## What you need to do
Extract each line of the data below exactly as written.

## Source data
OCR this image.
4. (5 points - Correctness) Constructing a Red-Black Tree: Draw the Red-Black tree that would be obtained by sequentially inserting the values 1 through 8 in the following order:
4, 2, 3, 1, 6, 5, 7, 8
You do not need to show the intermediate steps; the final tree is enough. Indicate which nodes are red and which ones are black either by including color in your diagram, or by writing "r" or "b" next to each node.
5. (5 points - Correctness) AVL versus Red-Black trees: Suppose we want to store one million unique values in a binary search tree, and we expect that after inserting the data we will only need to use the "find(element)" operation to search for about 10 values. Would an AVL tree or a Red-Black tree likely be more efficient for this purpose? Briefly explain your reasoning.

## Answer to this problem
OCR this image.
4. (5 points - Correctness) Constructing a Red-Black Tree: Draw the Red-Black tree that would be obtained by sequentially inserting the values 1 through 8 in the following order:
4, 2, 3, 1, 6, 5, 7, 8
You do not need to show the intermediate steps; the final tree is enough. Indicate which nodes are red and which ones are black either by including color in your diagram, or by writing "r" or "b" next to each node.
5. (5 points - Correctness) AVL versus Red-Black trees: Suppose we want to store one million unique values in a binary search tree, and we expect that after inserting the data we will only need to use the "find(element)" operation to search for about 10 values. Would an AVL tree or a Red-Black tree likely be more efficient for this purpose? Briefly explain your reasoning.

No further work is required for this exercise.